(Records from a data collection)

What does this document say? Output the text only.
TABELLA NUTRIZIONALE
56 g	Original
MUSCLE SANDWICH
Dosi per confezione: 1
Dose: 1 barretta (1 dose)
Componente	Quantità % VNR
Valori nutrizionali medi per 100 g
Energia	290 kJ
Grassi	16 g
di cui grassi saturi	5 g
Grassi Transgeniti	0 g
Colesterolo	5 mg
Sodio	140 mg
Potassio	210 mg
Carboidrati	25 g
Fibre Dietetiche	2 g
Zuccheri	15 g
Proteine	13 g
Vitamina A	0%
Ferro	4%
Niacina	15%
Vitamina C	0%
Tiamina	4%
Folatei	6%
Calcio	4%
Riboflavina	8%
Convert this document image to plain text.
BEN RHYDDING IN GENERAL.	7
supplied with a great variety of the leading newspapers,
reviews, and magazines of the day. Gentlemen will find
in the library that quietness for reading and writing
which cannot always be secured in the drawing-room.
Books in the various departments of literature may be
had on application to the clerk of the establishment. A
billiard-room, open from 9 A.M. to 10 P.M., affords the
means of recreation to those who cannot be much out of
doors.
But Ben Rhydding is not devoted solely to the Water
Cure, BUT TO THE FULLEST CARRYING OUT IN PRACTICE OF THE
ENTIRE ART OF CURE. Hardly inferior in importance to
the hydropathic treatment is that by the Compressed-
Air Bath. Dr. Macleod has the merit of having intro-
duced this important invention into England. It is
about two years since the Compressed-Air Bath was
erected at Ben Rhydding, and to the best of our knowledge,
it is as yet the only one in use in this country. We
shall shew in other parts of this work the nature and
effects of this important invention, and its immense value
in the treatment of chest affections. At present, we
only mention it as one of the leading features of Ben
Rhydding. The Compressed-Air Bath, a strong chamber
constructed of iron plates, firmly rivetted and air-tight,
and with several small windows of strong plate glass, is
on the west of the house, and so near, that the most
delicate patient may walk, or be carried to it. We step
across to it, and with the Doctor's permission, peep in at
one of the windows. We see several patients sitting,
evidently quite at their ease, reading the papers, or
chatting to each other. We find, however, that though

→ What you will do
Scan the records above, count the lines with "windows" in them, and give only the number.

→ The completed task
2